Stored dataset items:
::::::::::

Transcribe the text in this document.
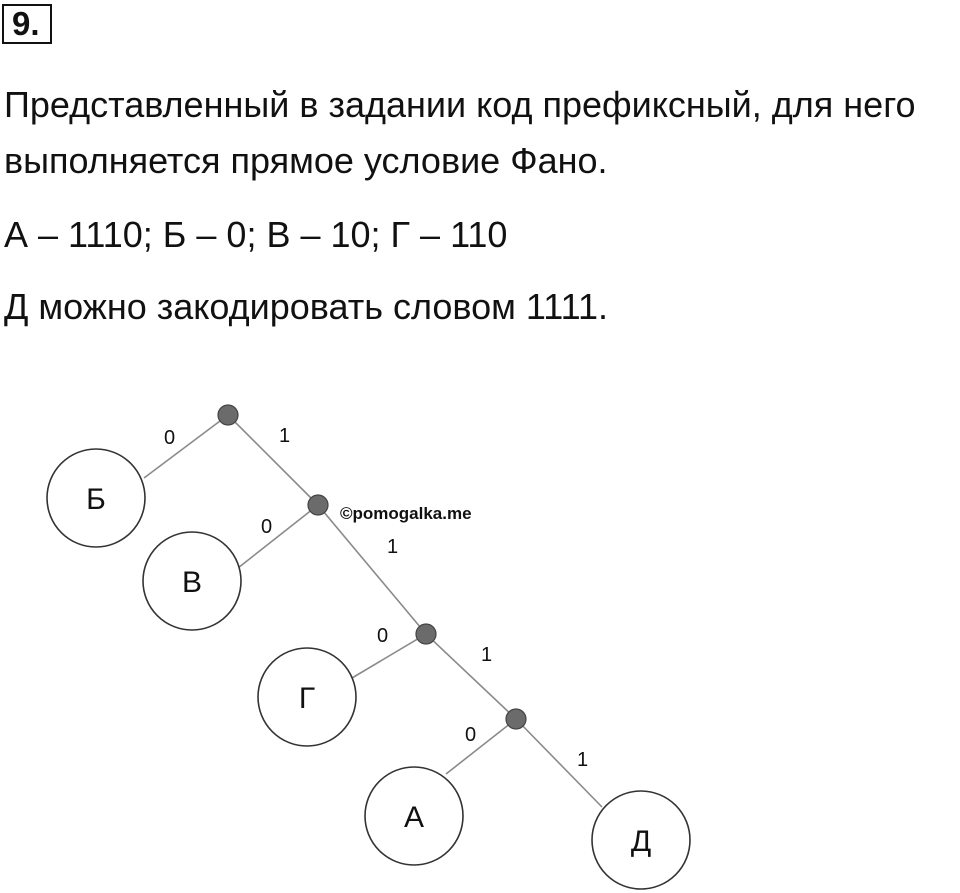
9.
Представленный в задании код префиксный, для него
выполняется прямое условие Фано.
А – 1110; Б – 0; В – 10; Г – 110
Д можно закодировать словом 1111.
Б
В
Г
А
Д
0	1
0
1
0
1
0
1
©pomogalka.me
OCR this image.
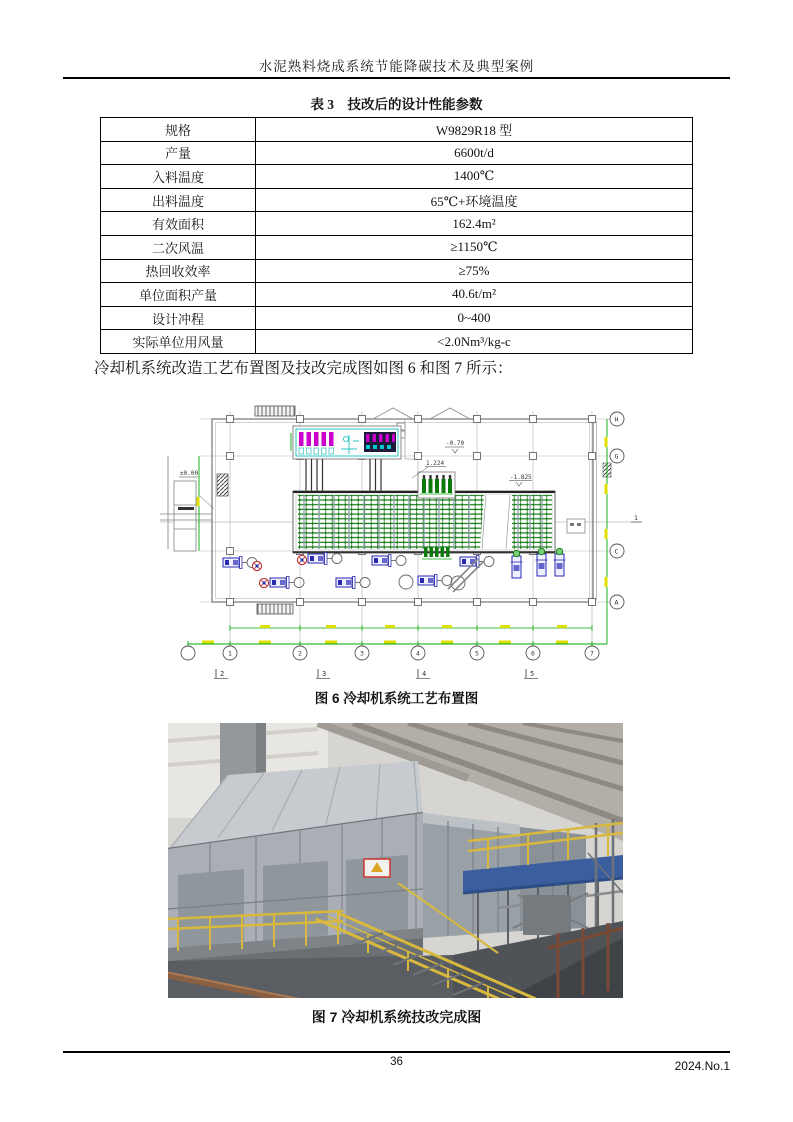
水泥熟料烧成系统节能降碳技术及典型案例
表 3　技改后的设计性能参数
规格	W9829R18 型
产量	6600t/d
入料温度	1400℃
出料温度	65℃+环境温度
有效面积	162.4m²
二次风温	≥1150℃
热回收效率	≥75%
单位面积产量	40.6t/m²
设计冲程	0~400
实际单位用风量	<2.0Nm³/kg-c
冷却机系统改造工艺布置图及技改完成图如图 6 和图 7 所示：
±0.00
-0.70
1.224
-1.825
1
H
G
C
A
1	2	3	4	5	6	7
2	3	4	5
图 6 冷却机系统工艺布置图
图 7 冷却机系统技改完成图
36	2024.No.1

::::::::::

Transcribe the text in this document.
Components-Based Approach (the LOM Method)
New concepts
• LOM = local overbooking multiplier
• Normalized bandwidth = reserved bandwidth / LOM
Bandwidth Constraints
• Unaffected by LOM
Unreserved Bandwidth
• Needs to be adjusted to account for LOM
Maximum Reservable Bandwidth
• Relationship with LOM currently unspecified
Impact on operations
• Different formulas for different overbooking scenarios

::::::::::

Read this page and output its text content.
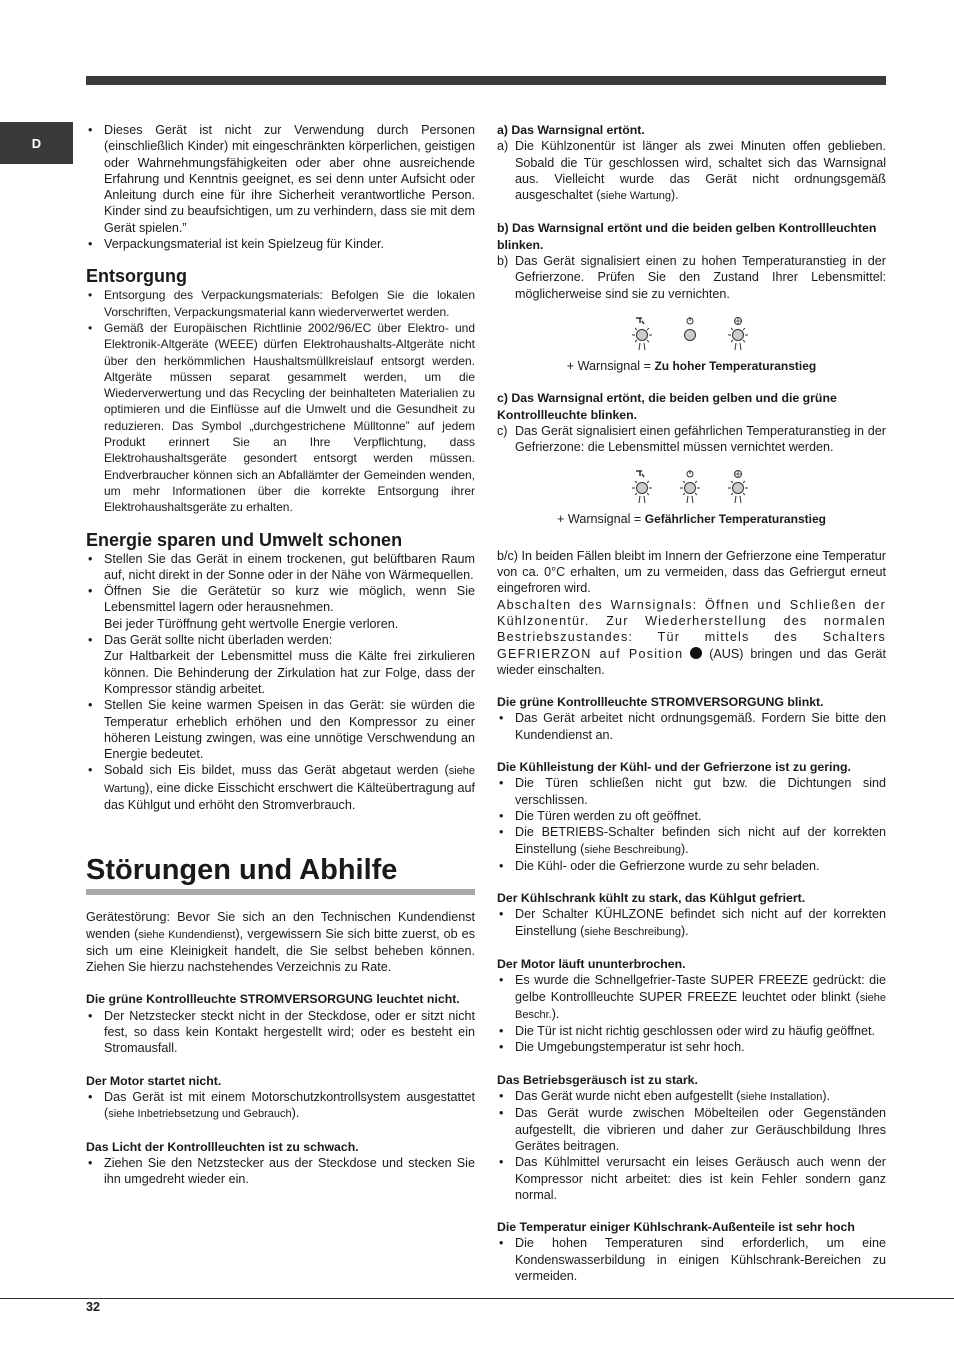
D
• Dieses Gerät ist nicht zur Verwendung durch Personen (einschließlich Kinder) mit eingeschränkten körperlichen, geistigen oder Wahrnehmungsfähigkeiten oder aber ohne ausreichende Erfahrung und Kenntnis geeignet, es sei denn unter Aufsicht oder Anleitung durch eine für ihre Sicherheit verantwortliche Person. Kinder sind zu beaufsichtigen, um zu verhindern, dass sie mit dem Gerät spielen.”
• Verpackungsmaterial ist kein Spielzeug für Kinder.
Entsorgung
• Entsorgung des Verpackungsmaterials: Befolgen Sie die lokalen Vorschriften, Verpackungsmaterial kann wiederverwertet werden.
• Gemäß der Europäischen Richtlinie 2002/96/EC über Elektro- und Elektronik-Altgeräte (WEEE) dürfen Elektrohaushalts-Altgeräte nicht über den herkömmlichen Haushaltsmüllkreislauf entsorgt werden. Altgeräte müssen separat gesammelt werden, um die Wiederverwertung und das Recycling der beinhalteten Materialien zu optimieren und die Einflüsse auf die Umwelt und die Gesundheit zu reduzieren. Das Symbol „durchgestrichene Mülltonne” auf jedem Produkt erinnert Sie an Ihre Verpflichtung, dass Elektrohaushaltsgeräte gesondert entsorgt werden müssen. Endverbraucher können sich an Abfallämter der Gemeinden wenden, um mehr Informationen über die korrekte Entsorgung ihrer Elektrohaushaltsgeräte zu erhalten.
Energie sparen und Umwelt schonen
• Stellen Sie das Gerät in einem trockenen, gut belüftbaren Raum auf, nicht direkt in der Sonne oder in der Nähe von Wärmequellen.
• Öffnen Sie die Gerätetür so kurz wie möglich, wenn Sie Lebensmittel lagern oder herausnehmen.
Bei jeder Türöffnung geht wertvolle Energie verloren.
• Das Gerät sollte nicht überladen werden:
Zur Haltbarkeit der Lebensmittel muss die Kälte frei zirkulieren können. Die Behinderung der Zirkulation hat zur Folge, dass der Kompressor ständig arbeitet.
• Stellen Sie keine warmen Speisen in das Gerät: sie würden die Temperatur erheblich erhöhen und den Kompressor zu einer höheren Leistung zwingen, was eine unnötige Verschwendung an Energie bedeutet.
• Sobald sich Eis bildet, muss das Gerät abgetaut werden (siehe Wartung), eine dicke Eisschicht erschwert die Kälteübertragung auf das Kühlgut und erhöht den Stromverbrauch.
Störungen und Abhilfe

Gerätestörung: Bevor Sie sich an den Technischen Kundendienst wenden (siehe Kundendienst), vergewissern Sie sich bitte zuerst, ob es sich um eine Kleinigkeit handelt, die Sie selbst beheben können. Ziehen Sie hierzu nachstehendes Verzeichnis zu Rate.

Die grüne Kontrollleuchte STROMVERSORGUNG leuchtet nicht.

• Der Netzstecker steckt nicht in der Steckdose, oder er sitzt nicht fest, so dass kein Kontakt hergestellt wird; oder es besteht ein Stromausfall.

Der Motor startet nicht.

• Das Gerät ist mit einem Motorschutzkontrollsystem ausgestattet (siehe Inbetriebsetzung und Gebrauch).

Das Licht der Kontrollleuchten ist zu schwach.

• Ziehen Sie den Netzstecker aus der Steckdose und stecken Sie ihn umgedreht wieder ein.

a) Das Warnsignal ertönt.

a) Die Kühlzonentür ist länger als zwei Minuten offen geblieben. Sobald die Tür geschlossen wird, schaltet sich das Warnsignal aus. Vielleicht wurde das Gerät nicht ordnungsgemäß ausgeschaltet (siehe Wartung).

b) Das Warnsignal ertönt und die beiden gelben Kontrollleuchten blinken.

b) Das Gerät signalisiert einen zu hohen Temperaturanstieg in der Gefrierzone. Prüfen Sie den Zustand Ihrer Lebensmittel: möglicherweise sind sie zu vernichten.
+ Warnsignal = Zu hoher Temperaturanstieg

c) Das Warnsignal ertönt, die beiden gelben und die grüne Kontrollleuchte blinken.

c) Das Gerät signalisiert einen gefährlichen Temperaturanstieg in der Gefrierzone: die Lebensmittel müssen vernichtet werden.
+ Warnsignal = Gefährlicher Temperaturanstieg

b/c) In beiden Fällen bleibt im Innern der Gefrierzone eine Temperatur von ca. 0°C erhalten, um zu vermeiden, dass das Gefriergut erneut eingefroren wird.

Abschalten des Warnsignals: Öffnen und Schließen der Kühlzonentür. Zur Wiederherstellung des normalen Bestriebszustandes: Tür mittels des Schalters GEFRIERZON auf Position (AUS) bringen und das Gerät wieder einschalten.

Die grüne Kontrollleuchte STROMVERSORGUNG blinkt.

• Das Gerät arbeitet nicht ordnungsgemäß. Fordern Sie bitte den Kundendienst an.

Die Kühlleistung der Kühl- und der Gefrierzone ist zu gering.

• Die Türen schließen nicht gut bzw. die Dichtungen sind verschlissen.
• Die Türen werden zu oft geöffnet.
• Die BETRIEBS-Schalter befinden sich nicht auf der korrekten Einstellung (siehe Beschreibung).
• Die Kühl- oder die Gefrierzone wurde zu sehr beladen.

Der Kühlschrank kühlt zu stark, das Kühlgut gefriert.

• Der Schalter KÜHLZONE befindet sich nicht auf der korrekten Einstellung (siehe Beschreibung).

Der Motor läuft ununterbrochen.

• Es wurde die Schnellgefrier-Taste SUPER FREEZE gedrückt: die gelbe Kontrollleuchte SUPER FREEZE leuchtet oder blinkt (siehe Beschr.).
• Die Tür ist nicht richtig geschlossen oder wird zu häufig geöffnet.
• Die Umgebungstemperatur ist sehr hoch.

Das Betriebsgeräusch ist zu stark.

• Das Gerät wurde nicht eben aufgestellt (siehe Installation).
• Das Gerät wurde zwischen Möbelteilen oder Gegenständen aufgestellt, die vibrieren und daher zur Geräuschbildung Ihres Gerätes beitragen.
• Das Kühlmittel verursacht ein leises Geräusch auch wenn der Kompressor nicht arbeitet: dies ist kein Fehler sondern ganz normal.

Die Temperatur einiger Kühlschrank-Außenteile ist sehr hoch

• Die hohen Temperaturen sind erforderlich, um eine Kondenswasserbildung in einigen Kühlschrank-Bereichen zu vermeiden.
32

::::::::::

-- WORK TO BE COMPLETED --
Report each line in the data that holds the word "Energie".

-- WRITTEN ANSWER --
Energie sparen und Umwelt schonen
Bei jeder Türöffnung geht wertvolle Energie verloren.
• Stellen Sie keine warmen Speisen in das Gerät: sie würden die Temperatur erheblich erhöhen und den Kompressor zu einer höheren Leistung zwingen, was eine unnötige Verschwendung an Energie bedeutet.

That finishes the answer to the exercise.